___ GIVEN RECORDS ___

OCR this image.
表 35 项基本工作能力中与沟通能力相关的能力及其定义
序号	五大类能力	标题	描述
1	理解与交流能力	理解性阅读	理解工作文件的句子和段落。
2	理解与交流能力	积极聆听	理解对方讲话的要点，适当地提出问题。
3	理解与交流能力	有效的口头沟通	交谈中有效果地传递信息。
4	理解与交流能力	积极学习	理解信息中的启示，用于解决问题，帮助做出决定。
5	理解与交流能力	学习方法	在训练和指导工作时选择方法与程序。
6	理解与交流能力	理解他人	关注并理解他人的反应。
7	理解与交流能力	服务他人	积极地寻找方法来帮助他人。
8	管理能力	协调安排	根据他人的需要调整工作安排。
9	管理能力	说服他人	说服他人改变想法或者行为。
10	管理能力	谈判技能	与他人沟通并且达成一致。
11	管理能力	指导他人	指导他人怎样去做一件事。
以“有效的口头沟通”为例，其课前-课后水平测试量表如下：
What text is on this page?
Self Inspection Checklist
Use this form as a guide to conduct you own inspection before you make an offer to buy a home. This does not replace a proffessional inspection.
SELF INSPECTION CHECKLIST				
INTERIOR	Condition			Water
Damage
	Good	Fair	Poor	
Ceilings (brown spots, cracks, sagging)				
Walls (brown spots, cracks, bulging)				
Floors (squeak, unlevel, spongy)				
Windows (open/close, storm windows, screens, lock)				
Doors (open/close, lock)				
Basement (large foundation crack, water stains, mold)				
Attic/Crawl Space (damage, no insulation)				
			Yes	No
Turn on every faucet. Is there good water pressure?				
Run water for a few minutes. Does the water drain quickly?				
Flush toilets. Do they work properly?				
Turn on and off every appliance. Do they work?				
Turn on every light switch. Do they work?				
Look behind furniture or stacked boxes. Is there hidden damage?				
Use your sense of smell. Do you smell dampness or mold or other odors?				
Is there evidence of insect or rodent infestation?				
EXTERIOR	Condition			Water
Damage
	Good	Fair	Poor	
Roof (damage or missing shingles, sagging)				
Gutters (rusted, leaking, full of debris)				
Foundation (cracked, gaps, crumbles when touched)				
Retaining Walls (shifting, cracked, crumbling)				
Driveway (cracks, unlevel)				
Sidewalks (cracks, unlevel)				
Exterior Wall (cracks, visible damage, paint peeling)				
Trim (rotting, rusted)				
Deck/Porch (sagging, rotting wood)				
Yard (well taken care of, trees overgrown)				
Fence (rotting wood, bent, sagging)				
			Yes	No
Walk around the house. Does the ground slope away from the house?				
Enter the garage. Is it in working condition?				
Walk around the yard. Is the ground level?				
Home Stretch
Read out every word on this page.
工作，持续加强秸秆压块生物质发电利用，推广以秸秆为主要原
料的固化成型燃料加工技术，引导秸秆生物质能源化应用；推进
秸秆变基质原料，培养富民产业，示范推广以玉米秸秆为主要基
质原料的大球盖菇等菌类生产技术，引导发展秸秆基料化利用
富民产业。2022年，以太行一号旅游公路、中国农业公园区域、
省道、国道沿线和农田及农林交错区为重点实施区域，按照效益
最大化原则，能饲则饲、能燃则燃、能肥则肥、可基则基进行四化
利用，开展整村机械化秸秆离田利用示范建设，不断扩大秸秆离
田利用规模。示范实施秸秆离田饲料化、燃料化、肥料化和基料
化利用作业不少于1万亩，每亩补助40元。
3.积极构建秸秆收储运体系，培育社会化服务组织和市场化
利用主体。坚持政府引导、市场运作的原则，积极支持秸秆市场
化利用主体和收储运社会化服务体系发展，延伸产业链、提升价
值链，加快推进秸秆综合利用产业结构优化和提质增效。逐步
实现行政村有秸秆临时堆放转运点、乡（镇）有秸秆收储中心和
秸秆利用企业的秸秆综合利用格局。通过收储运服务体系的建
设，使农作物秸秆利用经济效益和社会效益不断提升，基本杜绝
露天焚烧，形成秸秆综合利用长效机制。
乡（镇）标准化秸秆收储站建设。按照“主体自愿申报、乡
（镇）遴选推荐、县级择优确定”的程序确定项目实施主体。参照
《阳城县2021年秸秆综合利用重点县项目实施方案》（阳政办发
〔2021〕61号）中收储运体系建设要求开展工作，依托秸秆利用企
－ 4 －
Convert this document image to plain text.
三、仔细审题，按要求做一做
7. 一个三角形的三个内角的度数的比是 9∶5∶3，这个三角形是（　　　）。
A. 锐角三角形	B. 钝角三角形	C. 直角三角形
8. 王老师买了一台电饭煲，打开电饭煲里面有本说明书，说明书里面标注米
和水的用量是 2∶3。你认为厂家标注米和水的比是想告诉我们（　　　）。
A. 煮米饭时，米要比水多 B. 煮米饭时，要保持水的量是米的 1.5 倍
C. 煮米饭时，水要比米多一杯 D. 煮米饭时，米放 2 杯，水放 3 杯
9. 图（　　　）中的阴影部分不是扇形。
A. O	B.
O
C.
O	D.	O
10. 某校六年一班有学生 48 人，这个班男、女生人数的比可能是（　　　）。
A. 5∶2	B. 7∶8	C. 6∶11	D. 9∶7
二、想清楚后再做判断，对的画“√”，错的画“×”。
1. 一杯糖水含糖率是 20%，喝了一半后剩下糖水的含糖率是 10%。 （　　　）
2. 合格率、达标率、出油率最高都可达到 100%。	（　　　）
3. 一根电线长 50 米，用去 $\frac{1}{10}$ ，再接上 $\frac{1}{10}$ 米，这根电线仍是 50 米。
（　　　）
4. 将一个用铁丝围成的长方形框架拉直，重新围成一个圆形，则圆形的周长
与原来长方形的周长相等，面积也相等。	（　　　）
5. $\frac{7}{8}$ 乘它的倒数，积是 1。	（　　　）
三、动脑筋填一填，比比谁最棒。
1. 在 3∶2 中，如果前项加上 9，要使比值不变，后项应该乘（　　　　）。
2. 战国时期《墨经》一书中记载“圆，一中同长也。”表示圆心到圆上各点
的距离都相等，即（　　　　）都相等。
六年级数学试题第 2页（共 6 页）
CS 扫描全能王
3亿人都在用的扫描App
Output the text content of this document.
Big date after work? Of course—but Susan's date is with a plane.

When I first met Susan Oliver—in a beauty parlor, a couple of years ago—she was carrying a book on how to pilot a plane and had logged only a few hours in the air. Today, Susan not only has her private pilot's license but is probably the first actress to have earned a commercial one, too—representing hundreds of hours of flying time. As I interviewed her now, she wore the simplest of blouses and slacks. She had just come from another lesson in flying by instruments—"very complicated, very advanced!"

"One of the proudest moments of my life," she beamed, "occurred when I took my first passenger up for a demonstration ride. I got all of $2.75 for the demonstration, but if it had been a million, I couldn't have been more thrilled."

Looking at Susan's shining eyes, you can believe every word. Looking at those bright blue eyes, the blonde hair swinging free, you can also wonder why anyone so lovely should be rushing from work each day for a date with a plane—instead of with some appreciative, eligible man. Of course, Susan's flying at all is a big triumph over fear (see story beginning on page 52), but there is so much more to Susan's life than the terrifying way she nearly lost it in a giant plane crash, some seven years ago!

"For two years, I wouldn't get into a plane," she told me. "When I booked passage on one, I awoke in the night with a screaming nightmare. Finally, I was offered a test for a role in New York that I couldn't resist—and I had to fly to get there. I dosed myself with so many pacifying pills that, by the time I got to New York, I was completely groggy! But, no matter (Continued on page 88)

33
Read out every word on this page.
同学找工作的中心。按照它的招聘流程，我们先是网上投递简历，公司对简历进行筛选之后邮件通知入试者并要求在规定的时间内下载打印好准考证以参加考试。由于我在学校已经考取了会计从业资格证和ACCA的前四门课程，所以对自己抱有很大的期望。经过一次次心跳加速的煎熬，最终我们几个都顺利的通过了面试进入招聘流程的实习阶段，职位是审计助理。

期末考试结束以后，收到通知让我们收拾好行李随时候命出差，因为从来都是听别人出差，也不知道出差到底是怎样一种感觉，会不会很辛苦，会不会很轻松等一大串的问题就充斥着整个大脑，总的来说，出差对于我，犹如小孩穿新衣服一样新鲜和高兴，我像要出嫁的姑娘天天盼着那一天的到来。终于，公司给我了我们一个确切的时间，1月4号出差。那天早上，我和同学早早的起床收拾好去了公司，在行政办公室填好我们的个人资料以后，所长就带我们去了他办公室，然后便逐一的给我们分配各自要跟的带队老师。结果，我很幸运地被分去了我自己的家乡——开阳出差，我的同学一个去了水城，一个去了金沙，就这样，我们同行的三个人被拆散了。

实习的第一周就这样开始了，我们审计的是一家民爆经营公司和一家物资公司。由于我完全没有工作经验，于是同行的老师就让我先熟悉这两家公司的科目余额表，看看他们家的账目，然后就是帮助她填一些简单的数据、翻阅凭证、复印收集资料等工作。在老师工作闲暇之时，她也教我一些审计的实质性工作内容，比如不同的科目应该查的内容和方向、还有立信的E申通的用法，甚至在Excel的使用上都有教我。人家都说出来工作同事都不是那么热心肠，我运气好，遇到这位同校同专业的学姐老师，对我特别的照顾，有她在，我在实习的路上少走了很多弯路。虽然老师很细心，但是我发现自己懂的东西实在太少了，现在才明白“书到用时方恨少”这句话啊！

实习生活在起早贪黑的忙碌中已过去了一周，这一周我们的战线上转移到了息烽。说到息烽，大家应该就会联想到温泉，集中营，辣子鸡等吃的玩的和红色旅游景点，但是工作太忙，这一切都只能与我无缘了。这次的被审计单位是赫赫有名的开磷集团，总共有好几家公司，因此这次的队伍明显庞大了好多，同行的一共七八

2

___

WORK TO COMPLETE
Using the records given above, list every line that includes the word "cracks".

SOLUTION BELOW
Ceilings (brown spots, cracks, sagging)				
Walls (brown spots, cracks, bulging)				
Driveway (cracks, unlevel)				
Sidewalks (cracks, unlevel)				
Exterior Wall (cracks, visible damage, paint peeling)				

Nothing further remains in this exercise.